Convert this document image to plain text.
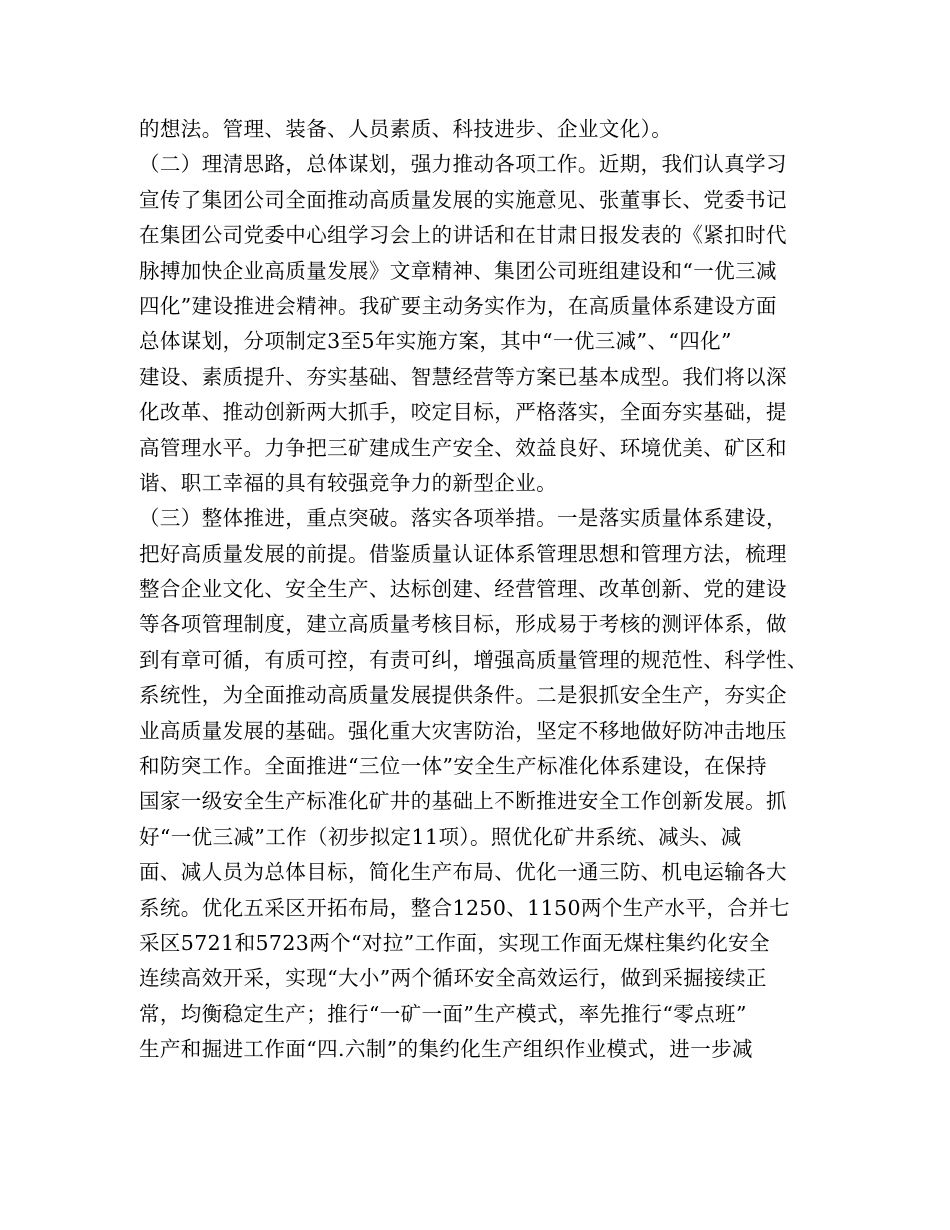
的想法。管理、装备、人员素质、科技进步、企业文化）。
（二）理清思路，总体谋划，强力推动各项工作。近期，我们认真学习
宣传了集团公司全面推动高质量发展的实施意见、张董事长、党委书记
在集团公司党委中心组学习会上的讲话和在甘肃日报发表的《紧扣时代
脉搏加快企业高质量发展》文章精神、集团公司班组建设和“一优三减
四化”建设推进会精神。我矿要主动务实作为，在高质量体系建设方面
总体谋划，分项制定3至5年实施方案，其中“一优三减”、“四化”
建设、素质提升、夯实基础、智慧经营等方案已基本成型。我们将以深
化改革、推动创新两大抓手，咬定目标，严格落实，全面夯实基础，提
高管理水平。力争把三矿建成生产安全、效益良好、环境优美、矿区和
谐、职工幸福的具有较强竞争力的新型企业。
（三）整体推进，重点突破。落实各项举措。一是落实质量体系建设，
把好高质量发展的前提。借鉴质量认证体系管理思想和管理方法，梳理
整合企业文化、安全生产、达标创建、经营管理、改革创新、党的建设
等各项管理制度，建立高质量考核目标，形成易于考核的测评体系，做
到有章可循，有质可控，有责可纠，增强高质量管理的规范性、科学性、
系统性，为全面推动高质量发展提供条件。二是狠抓安全生产，夯实企
业高质量发展的基础。强化重大灾害防治，坚定不移地做好防冲击地压
和防突工作。全面推进“三位一体”安全生产标准化体系建设，在保持
国家一级安全生产标准化矿井的基础上不断推进安全工作创新发展。抓
好“一优三减”工作（初步拟定11项）。照优化矿井系统、减头、减
面、减人员为总体目标，简化生产布局、优化一通三防、机电运输各大
系统。优化五采区开拓布局，整合1250、1150两个生产水平，合并七
采区5721和5723两个“对拉”工作面，实现工作面无煤柱集约化安全
连续高效开采，实现“大小”两个循环安全高效运行，做到采掘接续正
常，均衡稳定生产；推行“一矿一面”生产模式，率先推行“零点班”
生产和掘进工作面“四.六制”的集约化生产组织作业模式，进一步减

※

GIVEN INSTRUCTION =
Give only the count of lines in which the string "一优三减" appears.

THE ANSWER =
3